▸ WHAT YOU ARE ASKED TO DO
Pictures stay out of the copy; set down each line of the listing below exactly.

═══ INFORMATION GIVEN ═══

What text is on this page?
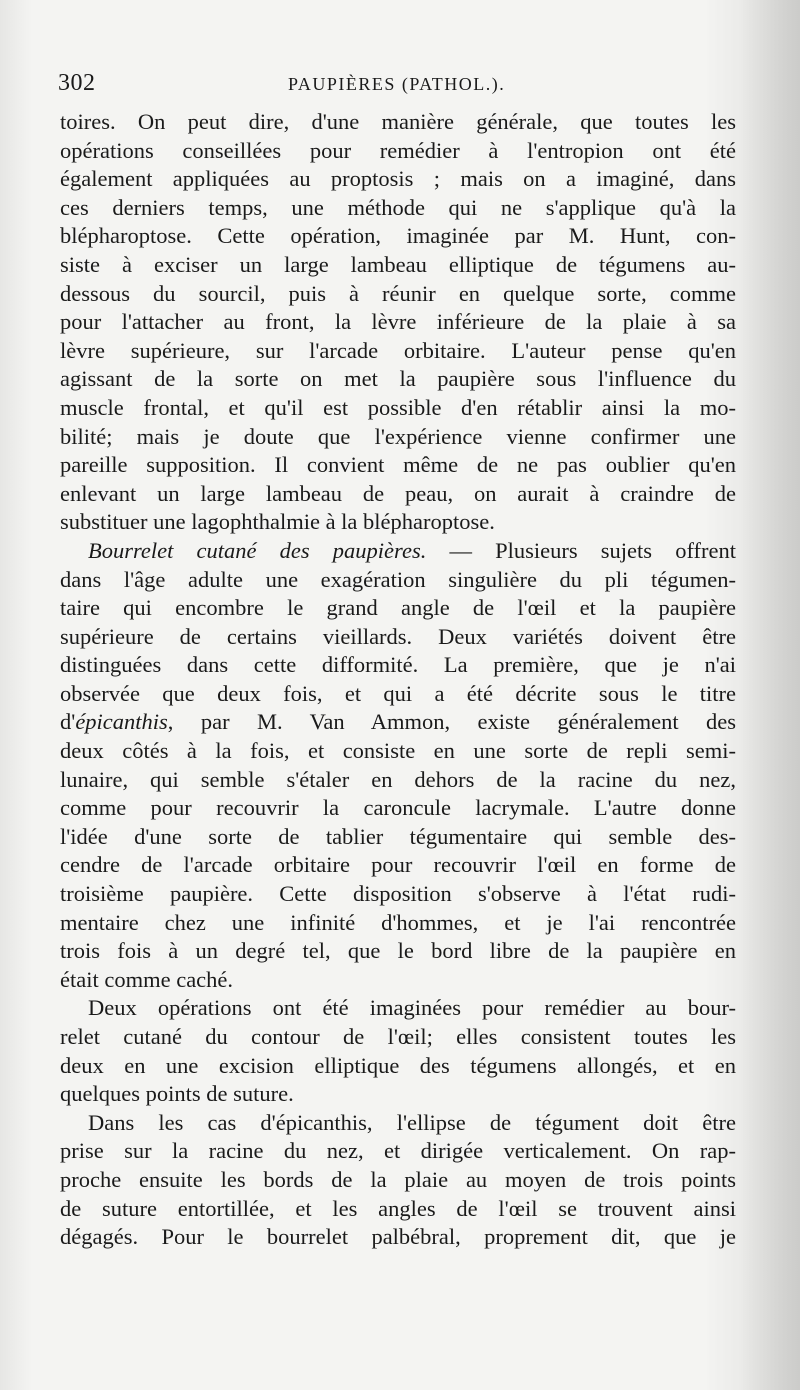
302	PAUPIÈRES (PATHOL.).
toires. On peut dire, d'une manière générale, que toutes les
opérations conseillées pour remédier à l'entropion ont été
également appliquées au proptosis ; mais on a imaginé, dans
ces derniers temps, une méthode qui ne s'applique qu'à la
blépharoptose. Cette opération, imaginée par M. Hunt, con-
siste à exciser un large lambeau elliptique de tégumens au-
dessous du sourcil, puis à réunir en quelque sorte, comme
pour l'attacher au front, la lèvre inférieure de la plaie à sa
lèvre supérieure, sur l'arcade orbitaire. L'auteur pense qu'en
agissant de la sorte on met la paupière sous l'influence du
muscle frontal, et qu'il est possible d'en rétablir ainsi la mo-
bilité; mais je doute que l'expérience vienne confirmer une
pareille supposition. Il convient même de ne pas oublier qu'en
enlevant un large lambeau de peau, on aurait à craindre de
substituer une lagophthalmie à la blépharoptose.
Bourrelet cutané des paupières. — Plusieurs sujets offrent
dans l'âge adulte une exagération singulière du pli tégumen-
taire qui encombre le grand angle de l'œil et la paupière
supérieure de certains vieillards. Deux variétés doivent être
distinguées dans cette difformité. La première, que je n'ai
observée que deux fois, et qui a été décrite sous le titre
d'épicanthis, par M. Van Ammon, existe généralement des
deux côtés à la fois, et consiste en une sorte de repli semi-
lunaire, qui semble s'étaler en dehors de la racine du nez,
comme pour recouvrir la caroncule lacrymale. L'autre donne
l'idée d'une sorte de tablier tégumentaire qui semble des-
cendre de l'arcade orbitaire pour recouvrir l'œil en forme de
troisième paupière. Cette disposition s'observe à l'état rudi-
mentaire chez une infinité d'hommes, et je l'ai rencontrée
trois fois à un degré tel, que le bord libre de la paupière en
était comme caché.
Deux opérations ont été imaginées pour remédier au bour-
relet cutané du contour de l'œil; elles consistent toutes les
deux en une excision elliptique des tégumens allongés, et en
quelques points de suture.
Dans les cas d'épicanthis, l'ellipse de tégument doit être
prise sur la racine du nez, et dirigée verticalement. On rap-
proche ensuite les bords de la plaie au moyen de trois points
de suture entortillée, et les angles de l'œil se trouvent ainsi
dégagés. Pour le bourrelet palbébral, proprement dit, que je
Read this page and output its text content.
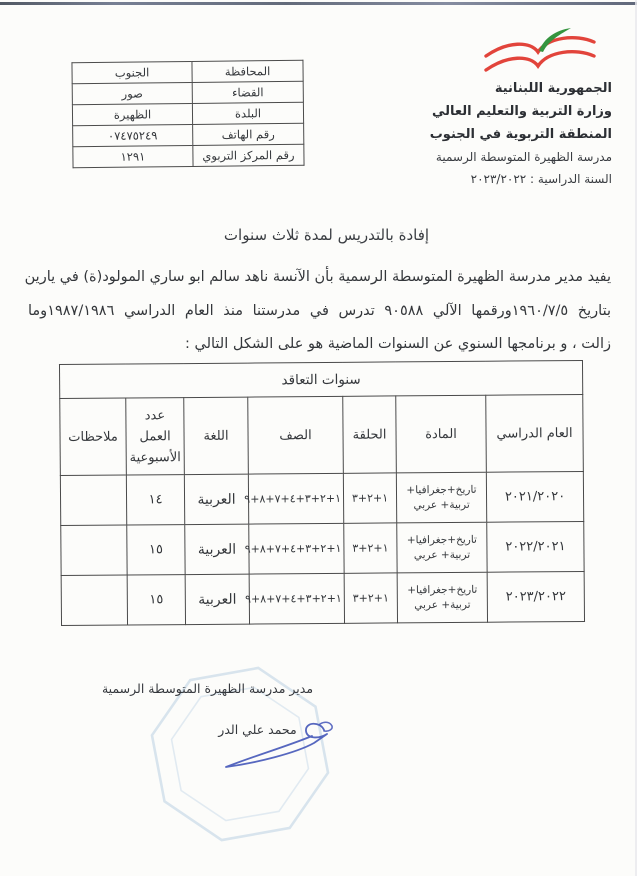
الجمهورية اللبنانية
وزارة التربية والتعليم العالي
المنطقة التربوية في الجنوب
مدرسة الظهيرة المتوسطة الرسمية
السنة الدراسية : ٢٠٢٣/٢٠٢٢
المحافظة	الجنوب
القضاء	صور
البلدة	الظهيرة
رقم الهاتف	٠٧٤٧٥٢٤٩
رقم المركز التربوي	١٢٩١
إفادة بالتدريس لمدة ثلاث سنوات
يفيد مدير مدرسة الظهيرة المتوسطة الرسمية بأن الآنسة ناهد سالم ابو ساري المولود(ة) في يارين
بتاريخ ١٩٦٠/٧/٥ورقمها الآلي ٩٠٥٨٨ تدرس في مدرستنا منذ العام الدراسي ١٩٨٧/١٩٨٦وما
زالت ، و برنامجها السنوي عن السنوات الماضية هو على الشكل التالي :
سنوات التعاقد						
العام الدراسي	المادة	الحلقة	الصف	اللغة	عدد العمل الأسبوعية	ملاحظات
٢٠٢١/٢٠٢٠	تاريخ+جغرافيا+
تربية+ عربي	١+٢+٣	١+٢+٣+٤+٧+٨+٩	العربية	١٤	
٢٠٢٢/٢٠٢١	تاريخ+جغرافيا+
تربية+ عربي	١+٢+٣	١+٢+٣+٤+٧+٨+٩	العربية	١٥	
٢٠٢٣/٢٠٢٢	تاريخ+جغرافيا+
تربية+ عربي	١+٢+٣	١+٢+٣+٤+٧+٨+٩	العربية	١٥	
مدير مدرسة الظهيرة المتوسطة الرسمية
محمد علي الدر
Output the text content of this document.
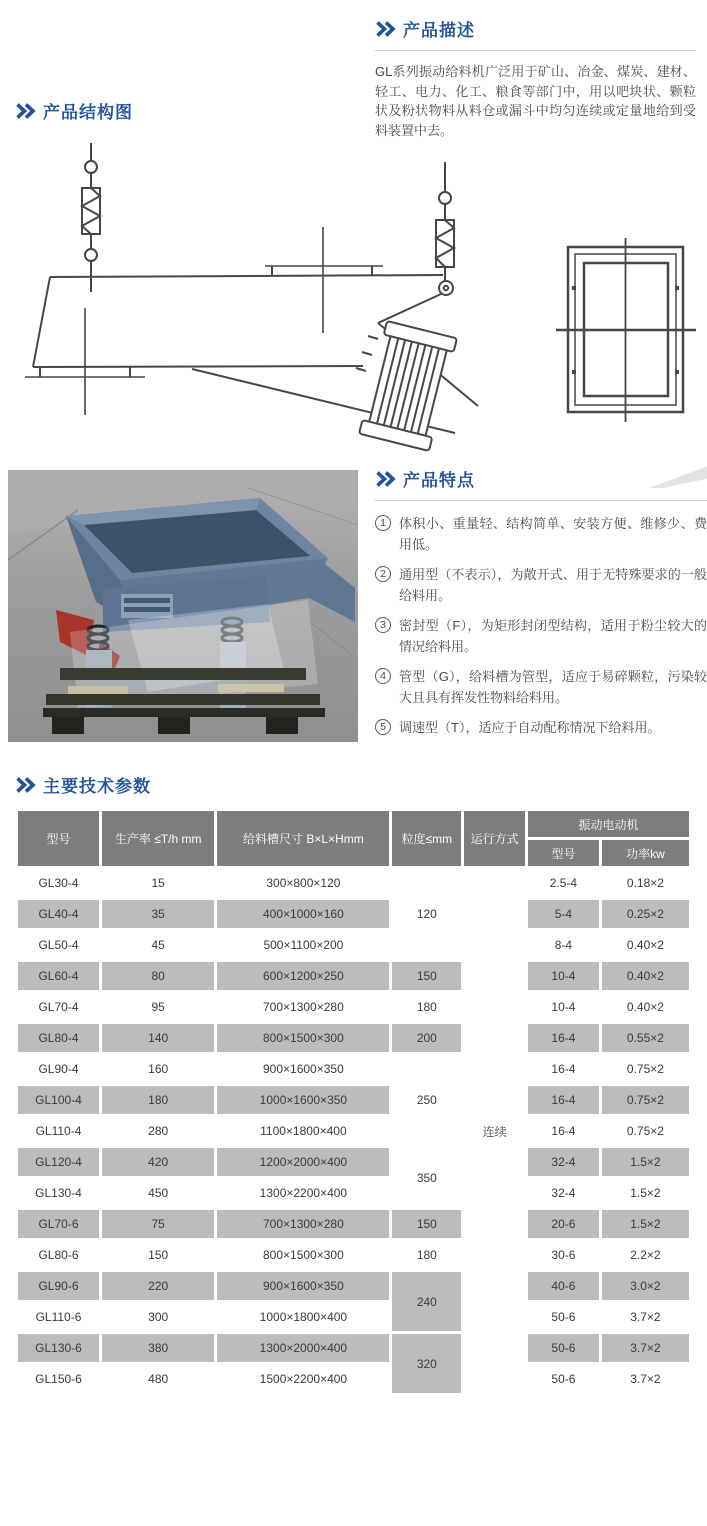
产品描述

GL系列振动给料机广泛用于矿山、冶金、煤炭、建材、轻工、电力、化工、粮食等部门中，用以吧块状、颗粒状及粉状物料从料仓或漏斗中均匀连续或定量地给到受料装置中去。

产品结构图
产品特点
1	体积小、重量轻、结构简单、安装方便、维修少、费用低。
2	通用型（不表示），为敞开式、用于无特殊要求的一般给料用。
3	密封型（F），为矩形封闭型结构，适用于粉尘较大的情况给料用。
4	管型（G），给料槽为管型，适应于易碎颗粒，污染较大且具有挥发性物料给料用。
5	调速型（T），适应于自动配称情况下给料用。
主要技术参数
型号	生产率 ≤T/h mm	给料槽尺寸 B×L×Hmm	粒度≤mm	运行方式	振动电动机	
					型号	功率kw
GL30-4	15	300×800×120	120	连续	2.5-4	0.18×2
GL40-4	35	400×1000×160			5-4	0.25×2
GL50-4	45	500×1100×200			8-4	0.40×2
GL60-4	80	600×1200×250	150		10-4	0.40×2
GL70-4	95	700×1300×280	180		10-4	0.40×2
GL80-4	140	800×1500×300	200		16-4	0.55×2
GL90-4	160	900×1600×350	250		16-4	0.75×2
GL100-4	180	1000×1600×350			16-4	0.75×2
GL110-4	280	1100×1800×400			16-4	0.75×2
GL120-4	420	1200×2000×400	350		32-4	1.5×2
GL130-4	450	1300×2200×400			32-4	1.5×2
GL70-6	75	700×1300×280	150		20-6	1.5×2
GL80-6	150	800×1500×300	180		30-6	2.2×2
GL90-6	220	900×1600×350	240		40-6	3.0×2
GL110-6	300	1000×1800×400			50-6	3.7×2
GL130-6	380	1300×2000×400	320		50-6	3.7×2
GL150-6	480	1500×2200×400			50-6	3.7×2
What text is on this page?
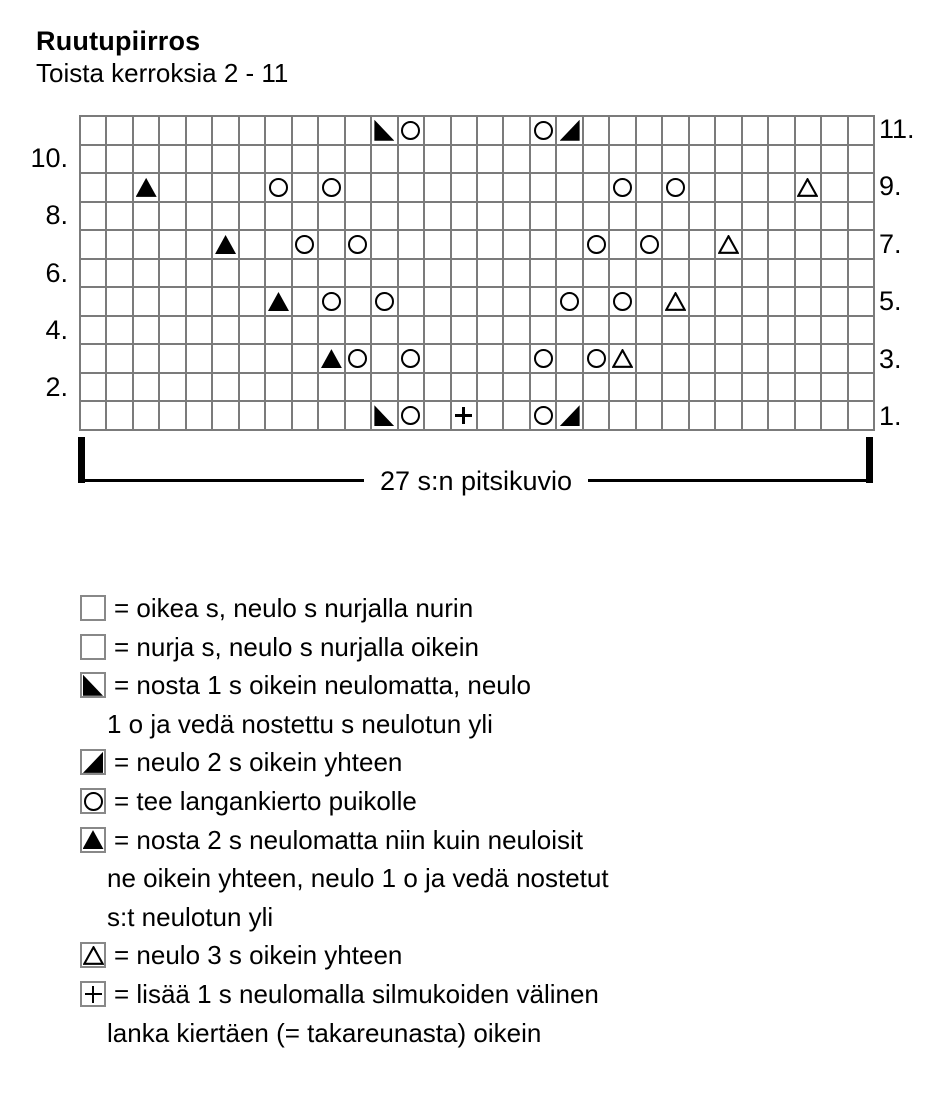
Ruutupiirros
Toista kerroksia 2 - 11
11.
10.
9.
8.
7.
6.
5.
4.
3.
2.
1.
27 s:n pitsikuvio
= oikea s, neulo s nurjalla nurin
= nurja s, neulo s nurjalla oikein
= nosta 1 s oikein neulomatta, neulo
1 o ja vedä nostettu s neulotun yli
= neulo 2 s oikein yhteen
= tee langankierto puikolle
= nosta 2 s neulomatta niin kuin neuloisit
ne oikein yhteen, neulo 1 o ja vedä nostetut
s:t neulotun yli
= neulo 3 s oikein yhteen
= lisää 1 s neulomalla silmukoiden välinen
lanka kiertäen (= takareunasta) oikein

═══

▸ THE COMPLETED TASK
What text is on this page?
302	PAUPIÈRES (PATHOL.).
toires. On peut dire, d'une manière générale, que toutes les
opérations conseillées pour remédier à l'entropion ont été
également appliquées au proptosis ; mais on a imaginé, dans
ces derniers temps, une méthode qui ne s'applique qu'à la
blépharoptose. Cette opération, imaginée par M. Hunt, con-
siste à exciser un large lambeau elliptique de tégumens au-
dessous du sourcil, puis à réunir en quelque sorte, comme
pour l'attacher au front, la lèvre inférieure de la plaie à sa
lèvre supérieure, sur l'arcade orbitaire. L'auteur pense qu'en
agissant de la sorte on met la paupière sous l'influence du
muscle frontal, et qu'il est possible d'en rétablir ainsi la mo-
bilité; mais je doute que l'expérience vienne confirmer une
pareille supposition. Il convient même de ne pas oublier qu'en
enlevant un large lambeau de peau, on aurait à craindre de
substituer une lagophthalmie à la blépharoptose.
Bourrelet cutané des paupières. — Plusieurs sujets offrent
dans l'âge adulte une exagération singulière du pli tégumen-
taire qui encombre le grand angle de l'œil et la paupière
supérieure de certains vieillards. Deux variétés doivent être
distinguées dans cette difformité. La première, que je n'ai
observée que deux fois, et qui a été décrite sous le titre
d'épicanthis, par M. Van Ammon, existe généralement des
deux côtés à la fois, et consiste en une sorte de repli semi-
lunaire, qui semble s'étaler en dehors de la racine du nez,
comme pour recouvrir la caroncule lacrymale. L'autre donne
l'idée d'une sorte de tablier tégumentaire qui semble des-
cendre de l'arcade orbitaire pour recouvrir l'œil en forme de
troisième paupière. Cette disposition s'observe à l'état rudi-
mentaire chez une infinité d'hommes, et je l'ai rencontrée
trois fois à un degré tel, que le bord libre de la paupière en
était comme caché.
Deux opérations ont été imaginées pour remédier au bour-
relet cutané du contour de l'œil; elles consistent toutes les
deux en une excision elliptique des tégumens allongés, et en
quelques points de suture.
Dans les cas d'épicanthis, l'ellipse de tégument doit être
prise sur la racine du nez, et dirigée verticalement. On rap-
proche ensuite les bords de la plaie au moyen de trois points
de suture entortillée, et les angles de l'œil se trouvent ainsi
dégagés. Pour le bourrelet palbébral, proprement dit, que je
Read this page and output its text content.
الجمهورية اللبنانية
وزارة التربية والتعليم العالي
المنطقة التربوية في الجنوب
مدرسة الظهيرة المتوسطة الرسمية
السنة الدراسية : ٢٠٢٣/٢٠٢٢
المحافظة	الجنوب
القضاء	صور
البلدة	الظهيرة
رقم الهاتف	٠٧٤٧٥٢٤٩
رقم المركز التربوي	١٢٩١
إفادة بالتدريس لمدة ثلاث سنوات
يفيد مدير مدرسة الظهيرة المتوسطة الرسمية بأن الآنسة ناهد سالم ابو ساري المولود(ة) في يارين
بتاريخ ١٩٦٠/٧/٥ورقمها الآلي ٩٠٥٨٨ تدرس في مدرستنا منذ العام الدراسي ١٩٨٧/١٩٨٦وما
زالت ، و برنامجها السنوي عن السنوات الماضية هو على الشكل التالي :
سنوات التعاقد						
العام الدراسي	المادة	الحلقة	الصف	اللغة	عدد العمل الأسبوعية	ملاحظات
٢٠٢١/٢٠٢٠	تاريخ+جغرافيا+
تربية+ عربي	١+٢+٣	١+٢+٣+٤+٧+٨+٩	العربية	١٤	
٢٠٢٢/٢٠٢١	تاريخ+جغرافيا+
تربية+ عربي	١+٢+٣	١+٢+٣+٤+٧+٨+٩	العربية	١٥	
٢٠٢٣/٢٠٢٢	تاريخ+جغرافيا+
تربية+ عربي	١+٢+٣	١+٢+٣+٤+٧+٨+٩	العربية	١٥	
مدير مدرسة الظهيرة المتوسطة الرسمية
محمد علي الدر
Output the text content of this document.
产品描述

GL系列振动给料机广泛用于矿山、冶金、煤炭、建材、轻工、电力、化工、粮食等部门中，用以吧块状、颗粒状及粉状物料从料仓或漏斗中均匀连续或定量地给到受料装置中去。

产品结构图
产品特点
1	体积小、重量轻、结构简单、安装方便、维修少、费用低。
2	通用型（不表示），为敞开式、用于无特殊要求的一般给料用。
3	密封型（F），为矩形封闭型结构，适用于粉尘较大的情况给料用。
4	管型（G），给料槽为管型，适应于易碎颗粒，污染较大且具有挥发性物料给料用。
5	调速型（T），适应于自动配称情况下给料用。
主要技术参数
型号	生产率 ≤T/h mm	给料槽尺寸 B×L×Hmm	粒度≤mm	运行方式	振动电动机	
					型号	功率kw
GL30-4	15	300×800×120	120	连续	2.5-4	0.18×2
GL40-4	35	400×1000×160			5-4	0.25×2
GL50-4	45	500×1100×200			8-4	0.40×2
GL60-4	80	600×1200×250	150		10-4	0.40×2
GL70-4	95	700×1300×280	180		10-4	0.40×2
GL80-4	140	800×1500×300	200		16-4	0.55×2
GL90-4	160	900×1600×350	250		16-4	0.75×2
GL100-4	180	1000×1600×350			16-4	0.75×2
GL110-4	280	1100×1800×400			16-4	0.75×2
GL120-4	420	1200×2000×400	350		32-4	1.5×2
GL130-4	450	1300×2200×400			32-4	1.5×2
GL70-6	75	700×1300×280	150		20-6	1.5×2
GL80-6	150	800×1500×300	180		30-6	2.2×2
GL90-6	220	900×1600×350	240		40-6	3.0×2
GL110-6	300	1000×1800×400			50-6	3.7×2
GL130-6	380	1300×2000×400	320		50-6	3.7×2
GL150-6	480	1500×2200×400			50-6	3.7×2
What text is on this page?
Ruutupiirros
Toista kerroksia 2 - 11
11.
10.
9.
8.
7.
6.
5.
4.
3.
2.
1.
27 s:n pitsikuvio
= oikea s, neulo s nurjalla nurin
= nurja s, neulo s nurjalla oikein
= nosta 1 s oikein neulomatta, neulo
1 o ja vedä nostettu s neulotun yli
= neulo 2 s oikein yhteen
= tee langankierto puikolle
= nosta 2 s neulomatta niin kuin neuloisit
ne oikein yhteen, neulo 1 o ja vedä nostetut
s:t neulotun yli
= neulo 3 s oikein yhteen
= lisää 1 s neulomalla silmukoiden välinen
lanka kiertäen (= takareunasta) oikein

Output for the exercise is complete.